What is being asked - Pull every line containing the word "want" from the records.

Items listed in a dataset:

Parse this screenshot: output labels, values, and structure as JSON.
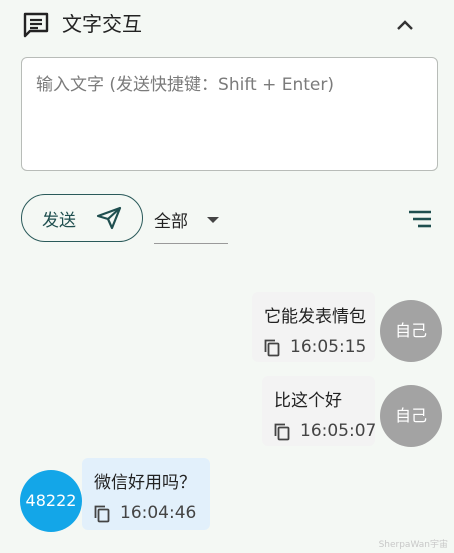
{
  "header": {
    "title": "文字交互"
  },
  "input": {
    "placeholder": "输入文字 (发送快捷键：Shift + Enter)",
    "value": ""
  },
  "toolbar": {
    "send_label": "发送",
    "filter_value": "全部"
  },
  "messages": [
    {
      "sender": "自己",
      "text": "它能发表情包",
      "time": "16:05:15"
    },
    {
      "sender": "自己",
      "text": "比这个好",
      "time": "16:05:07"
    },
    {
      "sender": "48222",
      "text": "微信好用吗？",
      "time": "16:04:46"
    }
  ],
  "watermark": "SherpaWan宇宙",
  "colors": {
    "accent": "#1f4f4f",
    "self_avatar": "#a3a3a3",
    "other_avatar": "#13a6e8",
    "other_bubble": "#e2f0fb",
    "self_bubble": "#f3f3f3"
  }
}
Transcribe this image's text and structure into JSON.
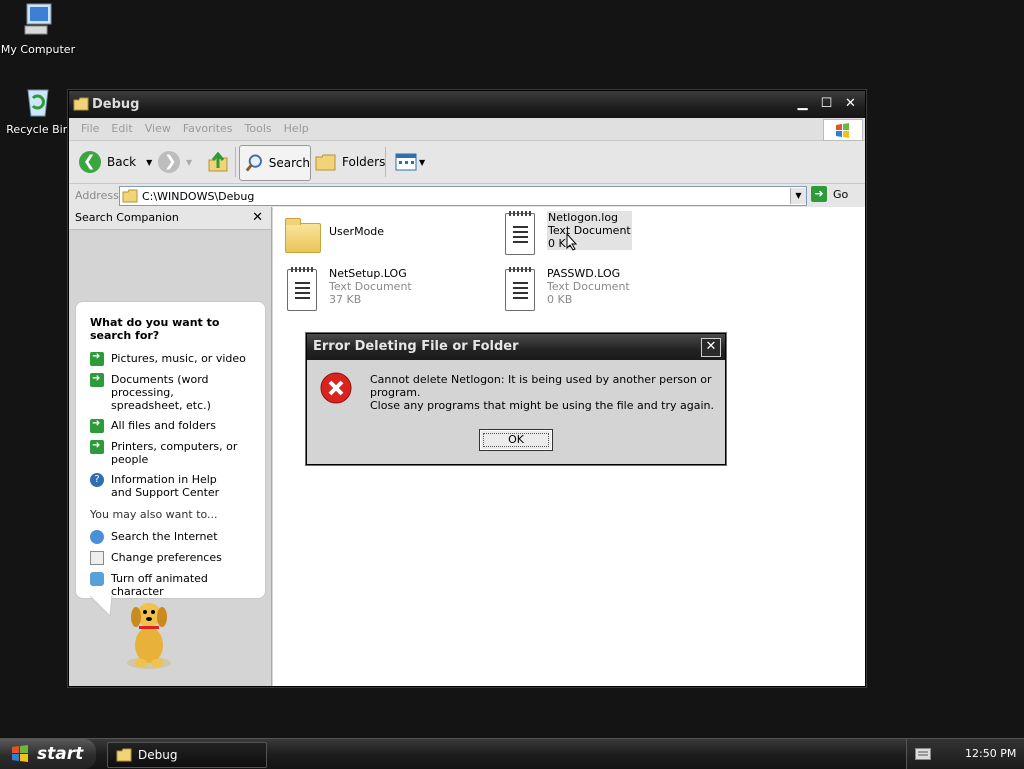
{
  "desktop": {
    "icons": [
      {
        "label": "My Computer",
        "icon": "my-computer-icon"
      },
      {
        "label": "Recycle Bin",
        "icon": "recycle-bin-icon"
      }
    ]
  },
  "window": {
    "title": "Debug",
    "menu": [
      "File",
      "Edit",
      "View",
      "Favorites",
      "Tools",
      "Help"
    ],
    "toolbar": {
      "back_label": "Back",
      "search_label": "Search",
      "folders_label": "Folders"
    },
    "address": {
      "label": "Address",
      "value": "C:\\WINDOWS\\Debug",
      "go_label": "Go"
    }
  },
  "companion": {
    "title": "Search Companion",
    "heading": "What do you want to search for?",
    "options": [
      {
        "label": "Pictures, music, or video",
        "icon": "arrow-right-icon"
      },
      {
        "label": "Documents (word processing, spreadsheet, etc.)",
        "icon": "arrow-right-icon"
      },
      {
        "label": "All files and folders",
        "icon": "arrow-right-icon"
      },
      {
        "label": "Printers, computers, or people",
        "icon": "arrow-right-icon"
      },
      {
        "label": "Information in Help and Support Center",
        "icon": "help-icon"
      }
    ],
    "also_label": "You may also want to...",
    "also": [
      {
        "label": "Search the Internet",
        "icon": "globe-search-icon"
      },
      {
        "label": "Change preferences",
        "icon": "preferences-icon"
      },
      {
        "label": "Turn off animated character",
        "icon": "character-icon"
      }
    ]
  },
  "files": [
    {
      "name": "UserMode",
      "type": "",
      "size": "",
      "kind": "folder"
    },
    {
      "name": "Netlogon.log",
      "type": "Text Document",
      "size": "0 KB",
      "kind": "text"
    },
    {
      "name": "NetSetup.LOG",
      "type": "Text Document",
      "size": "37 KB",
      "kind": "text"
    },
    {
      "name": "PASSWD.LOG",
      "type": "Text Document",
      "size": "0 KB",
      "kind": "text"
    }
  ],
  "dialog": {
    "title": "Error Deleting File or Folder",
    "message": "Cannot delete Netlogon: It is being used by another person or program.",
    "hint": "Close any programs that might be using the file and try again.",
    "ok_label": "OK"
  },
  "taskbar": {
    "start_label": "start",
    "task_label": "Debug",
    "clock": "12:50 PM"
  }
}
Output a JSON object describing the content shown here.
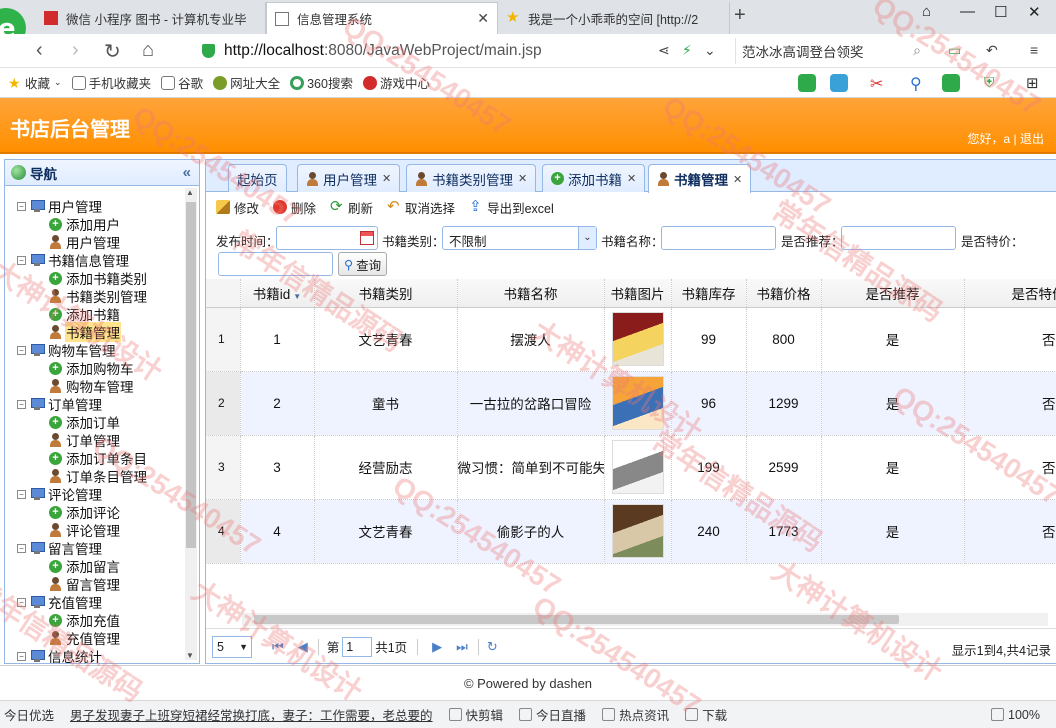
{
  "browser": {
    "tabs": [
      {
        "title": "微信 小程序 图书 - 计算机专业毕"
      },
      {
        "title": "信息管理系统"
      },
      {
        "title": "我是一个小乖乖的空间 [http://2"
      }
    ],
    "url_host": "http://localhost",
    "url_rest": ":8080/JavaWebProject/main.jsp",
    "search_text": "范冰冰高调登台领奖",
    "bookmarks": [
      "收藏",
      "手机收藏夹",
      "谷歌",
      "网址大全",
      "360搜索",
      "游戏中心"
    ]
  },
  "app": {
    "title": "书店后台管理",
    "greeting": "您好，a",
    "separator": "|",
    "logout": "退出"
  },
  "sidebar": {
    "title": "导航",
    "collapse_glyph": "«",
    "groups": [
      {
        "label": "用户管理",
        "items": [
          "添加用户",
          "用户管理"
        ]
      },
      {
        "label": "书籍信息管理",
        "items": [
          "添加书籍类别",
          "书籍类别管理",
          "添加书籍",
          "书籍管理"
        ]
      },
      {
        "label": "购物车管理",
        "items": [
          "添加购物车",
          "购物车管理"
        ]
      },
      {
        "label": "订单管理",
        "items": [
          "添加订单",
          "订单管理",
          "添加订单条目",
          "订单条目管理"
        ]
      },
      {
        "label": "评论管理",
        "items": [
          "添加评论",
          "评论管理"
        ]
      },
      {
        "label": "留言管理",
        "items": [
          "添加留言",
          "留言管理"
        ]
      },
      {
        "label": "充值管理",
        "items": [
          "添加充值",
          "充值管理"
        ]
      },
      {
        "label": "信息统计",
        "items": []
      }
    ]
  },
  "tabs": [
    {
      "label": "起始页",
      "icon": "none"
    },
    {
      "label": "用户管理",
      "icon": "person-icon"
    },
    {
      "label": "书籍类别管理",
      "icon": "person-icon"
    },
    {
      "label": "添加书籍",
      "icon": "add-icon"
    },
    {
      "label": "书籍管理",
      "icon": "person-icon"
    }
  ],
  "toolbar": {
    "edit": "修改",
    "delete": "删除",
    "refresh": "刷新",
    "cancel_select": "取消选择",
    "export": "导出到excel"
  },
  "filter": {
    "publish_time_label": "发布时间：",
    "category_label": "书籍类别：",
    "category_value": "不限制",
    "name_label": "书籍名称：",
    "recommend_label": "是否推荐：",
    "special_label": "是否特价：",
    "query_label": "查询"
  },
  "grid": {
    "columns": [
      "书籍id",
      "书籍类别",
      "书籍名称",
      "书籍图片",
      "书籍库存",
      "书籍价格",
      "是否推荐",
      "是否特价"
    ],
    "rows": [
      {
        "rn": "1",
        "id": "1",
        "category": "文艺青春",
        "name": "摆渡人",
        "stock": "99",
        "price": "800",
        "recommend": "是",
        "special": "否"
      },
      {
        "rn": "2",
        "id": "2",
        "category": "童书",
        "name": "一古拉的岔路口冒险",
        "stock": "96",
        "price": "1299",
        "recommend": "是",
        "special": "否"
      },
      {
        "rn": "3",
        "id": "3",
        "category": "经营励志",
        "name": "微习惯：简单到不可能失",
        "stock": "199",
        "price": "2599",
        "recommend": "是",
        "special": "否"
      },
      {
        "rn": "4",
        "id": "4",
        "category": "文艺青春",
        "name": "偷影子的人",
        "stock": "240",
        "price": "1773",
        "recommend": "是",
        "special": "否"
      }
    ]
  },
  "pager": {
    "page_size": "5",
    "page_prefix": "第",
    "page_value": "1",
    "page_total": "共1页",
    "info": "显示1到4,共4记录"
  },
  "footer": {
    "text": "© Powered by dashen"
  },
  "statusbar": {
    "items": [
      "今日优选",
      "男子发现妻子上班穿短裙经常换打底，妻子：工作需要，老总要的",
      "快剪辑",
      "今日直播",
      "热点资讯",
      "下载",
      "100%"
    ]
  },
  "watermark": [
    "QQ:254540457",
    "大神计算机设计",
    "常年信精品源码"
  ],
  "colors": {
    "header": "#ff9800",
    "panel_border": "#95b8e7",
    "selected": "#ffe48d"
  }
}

* * *

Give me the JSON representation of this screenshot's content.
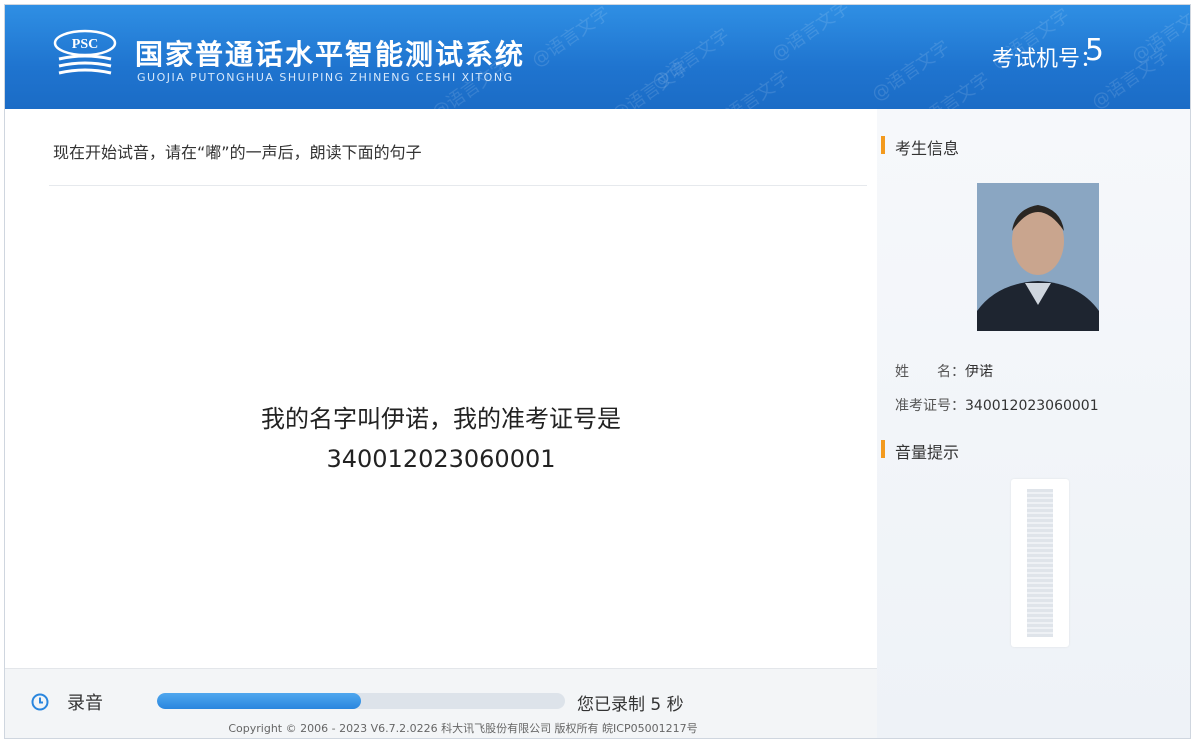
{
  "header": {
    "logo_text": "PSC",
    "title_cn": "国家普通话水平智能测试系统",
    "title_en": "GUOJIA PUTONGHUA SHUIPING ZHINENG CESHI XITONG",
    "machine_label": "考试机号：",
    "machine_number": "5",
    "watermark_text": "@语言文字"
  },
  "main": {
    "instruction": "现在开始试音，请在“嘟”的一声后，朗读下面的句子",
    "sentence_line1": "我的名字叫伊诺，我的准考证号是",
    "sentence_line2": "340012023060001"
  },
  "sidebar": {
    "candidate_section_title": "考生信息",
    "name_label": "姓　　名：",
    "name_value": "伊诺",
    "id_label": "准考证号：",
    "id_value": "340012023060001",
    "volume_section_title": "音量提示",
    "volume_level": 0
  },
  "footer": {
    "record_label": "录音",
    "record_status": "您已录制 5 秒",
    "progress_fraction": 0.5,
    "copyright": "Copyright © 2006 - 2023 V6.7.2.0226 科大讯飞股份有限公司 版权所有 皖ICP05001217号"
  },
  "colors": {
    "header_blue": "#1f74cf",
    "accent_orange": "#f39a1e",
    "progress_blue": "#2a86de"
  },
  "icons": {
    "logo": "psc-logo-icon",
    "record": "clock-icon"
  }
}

--

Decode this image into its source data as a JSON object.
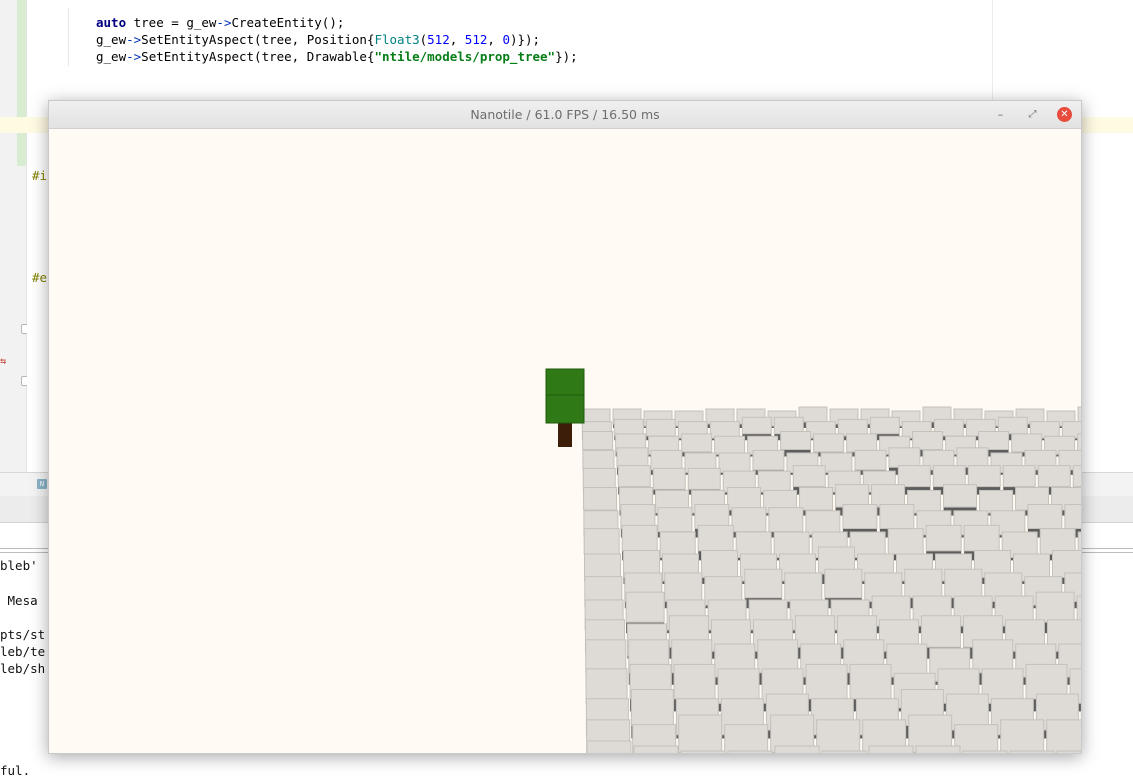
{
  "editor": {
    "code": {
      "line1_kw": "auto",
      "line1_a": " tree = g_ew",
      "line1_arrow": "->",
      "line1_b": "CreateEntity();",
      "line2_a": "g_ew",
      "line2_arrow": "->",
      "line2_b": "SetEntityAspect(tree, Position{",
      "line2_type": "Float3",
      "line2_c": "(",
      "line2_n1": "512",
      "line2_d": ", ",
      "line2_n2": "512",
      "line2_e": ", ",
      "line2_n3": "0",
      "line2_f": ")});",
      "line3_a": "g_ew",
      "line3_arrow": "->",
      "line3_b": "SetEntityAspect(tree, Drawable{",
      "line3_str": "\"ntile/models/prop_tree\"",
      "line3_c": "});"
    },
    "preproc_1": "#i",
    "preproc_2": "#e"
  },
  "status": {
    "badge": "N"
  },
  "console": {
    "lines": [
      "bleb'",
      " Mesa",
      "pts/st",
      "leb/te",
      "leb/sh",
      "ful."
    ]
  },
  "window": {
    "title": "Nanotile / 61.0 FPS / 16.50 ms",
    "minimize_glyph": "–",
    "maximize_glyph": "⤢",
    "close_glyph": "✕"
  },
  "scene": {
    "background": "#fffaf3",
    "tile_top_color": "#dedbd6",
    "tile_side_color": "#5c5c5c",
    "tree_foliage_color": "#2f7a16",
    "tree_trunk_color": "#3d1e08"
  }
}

Exercise result -
    "heading": "What do you want to search for?",
    "also_label": "You may also want to...",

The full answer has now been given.